TU TAREA: Escribe la continuación del artículo sobre las universidades públicas españolas y su lugar en los rankings internacionales, empezando justo después de su última frase.

Causa profundo disgusto ver cómo algunos políticos del partido en el Gobierno y ciertos contertulios de ideología afín opinan despectivamente del lugar que ocupan nuestras universidades públicas entre las de todo el mundo en los rankings más prestigiosos, omitiendo datos y sin aclarar con qué criterios se realizan tales rankings.Recientemente, los dos más prestigiosos, The Times y QS, situaban a la Universidad Autónoma de Madrid en el puesto 49 y 19 respectivamente entre las universidades jóvenes (creadas con posterioridad al año 1962). Esta noticia no es conocida por el gran público y es seguro que, si los rankings tuvieran en cuenta la financiación, la Autónoma y otras universidades públicas de Madrid y del resto del Estado español ascenderían mucho más arriba. Tampoco se dice que, a pesar de todo, nuestras universidades escalan año a año puestos en los mencionadosrankings y ello porque, en general, la autocomplacencia es bastante ajena al espíritu del docente universitario, convencido de la necesidad de seguir mejorando y acostumbrado a superar obstáculos y a reciclarse permanentemente para lograr los fines de su trabajo. Buena prueba de lo que decimos es el enorme esfuerzo que se ha realizado en el proceso de adaptación al Espacio Europeo de Educación Superior (Plan Bolonia), ejecutado en la mayoría de los casos a coste cero y que ahora parece contar con el olvido, cuando no desprecio, de los responsables políticos, a pesar de la indudable necesidad de seguir avanzando en las reformas emprendidas que sitúan a España en la Europa del conocimiento.

INFORMACIÓN REGISTRADA:

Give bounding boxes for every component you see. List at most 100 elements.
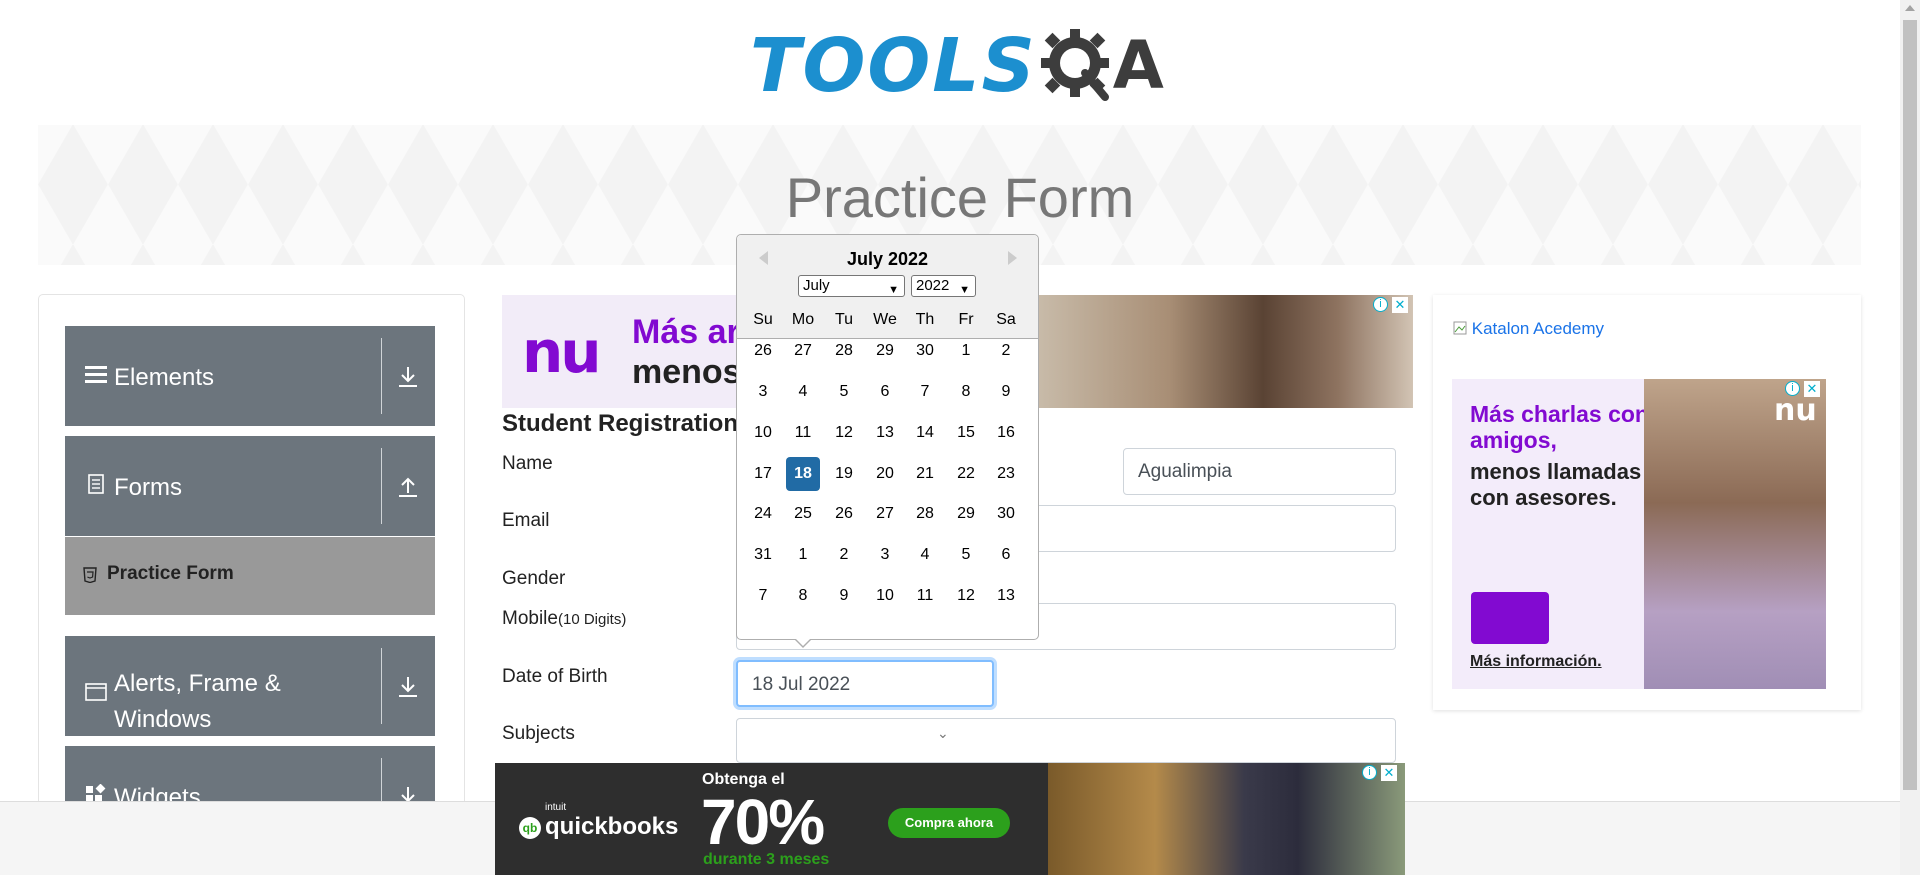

RESULTADO ESPERADO:
Particularmente grave es el caso de Madrid. El Gobierno de esta comunidad tendría buenas razones para sentir orgullo de la labor realizada por las universidades públicas que financia y debería colaborar a su engrandecimiento, incluso con planes de ajuste que, además del ahorro del gasto, intentaran aumentar su prestigio. Lamentablemente, no parecen ser esos los objetivos, sino, siguiendo la estela de lo acaecido en la enseñanza secundaria, procurar la degradación de la educación pública para permitir la expansión de la privada. Es para muchos evidente que lo que está ocurriendo en esta comunidad autónoma con las universidades públicas no es la consecuencia de la mala gestión presupuestaria de sus gobernantes ni puede desligarse de lo ocurrido en la enseñanza secundaria el curso pasado.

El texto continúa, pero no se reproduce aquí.